>> Begin
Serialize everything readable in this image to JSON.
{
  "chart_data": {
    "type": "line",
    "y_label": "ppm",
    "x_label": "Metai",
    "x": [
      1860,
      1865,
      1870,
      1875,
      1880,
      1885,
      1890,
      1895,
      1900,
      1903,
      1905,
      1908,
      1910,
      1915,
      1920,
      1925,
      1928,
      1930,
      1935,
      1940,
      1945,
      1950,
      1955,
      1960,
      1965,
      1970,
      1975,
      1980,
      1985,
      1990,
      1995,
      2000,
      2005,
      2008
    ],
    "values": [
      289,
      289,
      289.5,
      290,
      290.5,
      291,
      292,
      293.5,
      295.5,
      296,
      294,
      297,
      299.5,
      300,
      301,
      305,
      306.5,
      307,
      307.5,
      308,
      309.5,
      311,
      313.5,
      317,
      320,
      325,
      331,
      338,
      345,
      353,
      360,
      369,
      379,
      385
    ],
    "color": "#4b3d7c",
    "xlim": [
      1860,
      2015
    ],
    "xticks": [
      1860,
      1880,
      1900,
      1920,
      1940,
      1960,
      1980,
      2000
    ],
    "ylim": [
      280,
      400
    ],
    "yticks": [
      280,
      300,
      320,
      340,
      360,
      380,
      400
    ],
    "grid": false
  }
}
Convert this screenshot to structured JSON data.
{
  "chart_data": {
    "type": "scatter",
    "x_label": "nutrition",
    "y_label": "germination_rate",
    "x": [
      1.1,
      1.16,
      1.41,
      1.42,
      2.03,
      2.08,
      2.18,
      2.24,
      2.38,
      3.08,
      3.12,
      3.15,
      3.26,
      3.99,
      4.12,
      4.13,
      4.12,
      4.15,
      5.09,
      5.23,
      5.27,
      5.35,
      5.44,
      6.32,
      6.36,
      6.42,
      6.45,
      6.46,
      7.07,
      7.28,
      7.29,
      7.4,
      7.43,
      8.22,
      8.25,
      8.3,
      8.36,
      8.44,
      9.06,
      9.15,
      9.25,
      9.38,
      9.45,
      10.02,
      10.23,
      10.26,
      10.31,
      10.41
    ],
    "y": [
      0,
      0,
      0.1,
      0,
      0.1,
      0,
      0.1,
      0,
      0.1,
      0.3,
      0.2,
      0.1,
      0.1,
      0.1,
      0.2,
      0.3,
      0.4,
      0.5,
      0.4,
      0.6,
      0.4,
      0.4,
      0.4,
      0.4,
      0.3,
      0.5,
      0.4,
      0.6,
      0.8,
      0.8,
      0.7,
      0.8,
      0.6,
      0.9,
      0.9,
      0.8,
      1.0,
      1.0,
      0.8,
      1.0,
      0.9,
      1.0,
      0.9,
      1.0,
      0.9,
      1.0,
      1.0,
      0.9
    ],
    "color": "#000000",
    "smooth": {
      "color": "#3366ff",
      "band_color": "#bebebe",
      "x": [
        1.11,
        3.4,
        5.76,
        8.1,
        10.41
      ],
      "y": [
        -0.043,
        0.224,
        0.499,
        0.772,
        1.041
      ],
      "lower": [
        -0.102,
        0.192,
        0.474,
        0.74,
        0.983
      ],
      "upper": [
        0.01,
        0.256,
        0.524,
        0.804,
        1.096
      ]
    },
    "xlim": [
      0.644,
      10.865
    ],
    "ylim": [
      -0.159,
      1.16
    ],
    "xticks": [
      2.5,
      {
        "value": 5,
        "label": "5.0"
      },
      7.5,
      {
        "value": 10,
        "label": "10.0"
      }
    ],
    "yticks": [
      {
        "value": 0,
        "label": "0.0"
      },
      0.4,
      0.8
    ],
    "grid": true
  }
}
>> End
### What you need to do
Every line above should be printed again exactly as it stands.

### Full response
Serialize everything readable in this image to JSON.
{
  "chart_data": {
    "type": "line",
    "y_label": "ppm",
    "x_label": "Metai",
    "x": [
      1860,
      1865,
      1870,
      1875,
      1880,
      1885,
      1890,
      1895,
      1900,
      1903,
      1905,
      1908,
      1910,
      1915,
      1920,
      1925,
      1928,
      1930,
      1935,
      1940,
      1945,
      1950,
      1955,
      1960,
      1965,
      1970,
      1975,
      1980,
      1985,
      1990,
      1995,
      2000,
      2005,
      2008
    ],
    "values": [
      289,
      289,
      289.5,
      290,
      290.5,
      291,
      292,
      293.5,
      295.5,
      296,
      294,
      297,
      299.5,
      300,
      301,
      305,
      306.5,
      307,
      307.5,
      308,
      309.5,
      311,
      313.5,
      317,
      320,
      325,
      331,
      338,
      345,
      353,
      360,
      369,
      379,
      385
    ],
    "color": "#4b3d7c",
    "xlim": [
      1860,
      2015
    ],
    "xticks": [
      1860,
      1880,
      1900,
      1920,
      1940,
      1960,
      1980,
      2000
    ],
    "ylim": [
      280,
      400
    ],
    "yticks": [
      280,
      300,
      320,
      340,
      360,
      380,
      400
    ],
    "grid": false
  }
}
Convert this screenshot to structured JSON data.
{
  "chart_data": {
    "type": "scatter",
    "x_label": "nutrition",
    "y_label": "germination_rate",
    "x": [
      1.1,
      1.16,
      1.41,
      1.42,
      2.03,
      2.08,
      2.18,
      2.24,
      2.38,
      3.08,
      3.12,
      3.15,
      3.26,
      3.99,
      4.12,
      4.13,
      4.12,
      4.15,
      5.09,
      5.23,
      5.27,
      5.35,
      5.44,
      6.32,
      6.36,
      6.42,
      6.45,
      6.46,
      7.07,
      7.28,
      7.29,
      7.4,
      7.43,
      8.22,
      8.25,
      8.3,
      8.36,
      8.44,
      9.06,
      9.15,
      9.25,
      9.38,
      9.45,
      10.02,
      10.23,
      10.26,
      10.31,
      10.41
    ],
    "y": [
      0,
      0,
      0.1,
      0,
      0.1,
      0,
      0.1,
      0,
      0.1,
      0.3,
      0.2,
      0.1,
      0.1,
      0.1,
      0.2,
      0.3,
      0.4,
      0.5,
      0.4,
      0.6,
      0.4,
      0.4,
      0.4,
      0.4,
      0.3,
      0.5,
      0.4,
      0.6,
      0.8,
      0.8,
      0.7,
      0.8,
      0.6,
      0.9,
      0.9,
      0.8,
      1.0,
      1.0,
      0.8,
      1.0,
      0.9,
      1.0,
      0.9,
      1.0,
      0.9,
      1.0,
      1.0,
      0.9
    ],
    "color": "#000000",
    "smooth": {
      "color": "#3366ff",
      "band_color": "#bebebe",
      "x": [
        1.11,
        3.4,
        5.76,
        8.1,
        10.41
      ],
      "y": [
        -0.043,
        0.224,
        0.499,
        0.772,
        1.041
      ],
      "lower": [
        -0.102,
        0.192,
        0.474,
        0.74,
        0.983
      ],
      "upper": [
        0.01,
        0.256,
        0.524,
        0.804,
        1.096
      ]
    },
    "xlim": [
      0.644,
      10.865
    ],
    "ylim": [
      -0.159,
      1.16
    ],
    "xticks": [
      2.5,
      {
        "value": 5,
        "label": "5.0"
      },
      7.5,
      {
        "value": 10,
        "label": "10.0"
      }
    ],
    "yticks": [
      {
        "value": 0,
        "label": "0.0"
      },
      0.4,
      0.8
    ],
    "grid": true
  }
}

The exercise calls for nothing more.